• Do this: Transcribe all of the material below word for word and leave out its pictures.

-*-

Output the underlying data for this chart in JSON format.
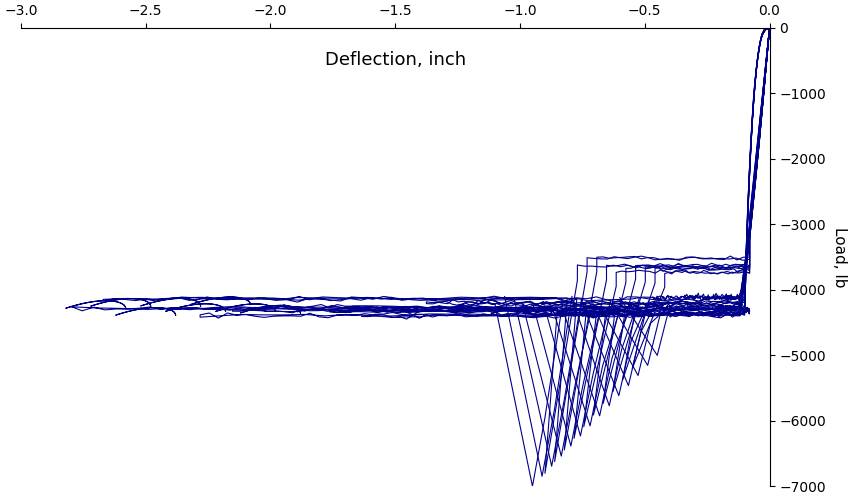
{
  "xlim": [
    -3,
    0
  ],
  "ylim": [
    -7000,
    0
  ],
  "xlabel_top": "Deflection, inch",
  "ylabel_right": "Load, lb",
  "xticks": [
    -3,
    -2.5,
    -2,
    -1.5,
    -1,
    -0.5,
    0
  ],
  "yticks": [
    0,
    -1000,
    -2000,
    -3000,
    -4000,
    -5000,
    -6000,
    -7000
  ],
  "line_color": "#00008B",
  "line_width": 0.8,
  "background_color": "#ffffff",
  "label_fontsize": 13,
  "axis_fontsize": 11,
  "tick_fontsize": 10
}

-*-

• Reply:
Output the underlying data for this chart in JSON format.
{
  "xlim": [
    -3,
    0
  ],
  "ylim": [
    -7000,
    0
  ],
  "xlabel_top": "Deflection, inch",
  "ylabel_right": "Load, lb",
  "xticks": [
    -3,
    -2.5,
    -2,
    -1.5,
    -1,
    -0.5,
    0
  ],
  "yticks": [
    0,
    -1000,
    -2000,
    -3000,
    -4000,
    -5000,
    -6000,
    -7000
  ],
  "line_color": "#00008B",
  "line_width": 0.8,
  "background_color": "#ffffff",
  "label_fontsize": 13,
  "axis_fontsize": 11,
  "tick_fontsize": 10
}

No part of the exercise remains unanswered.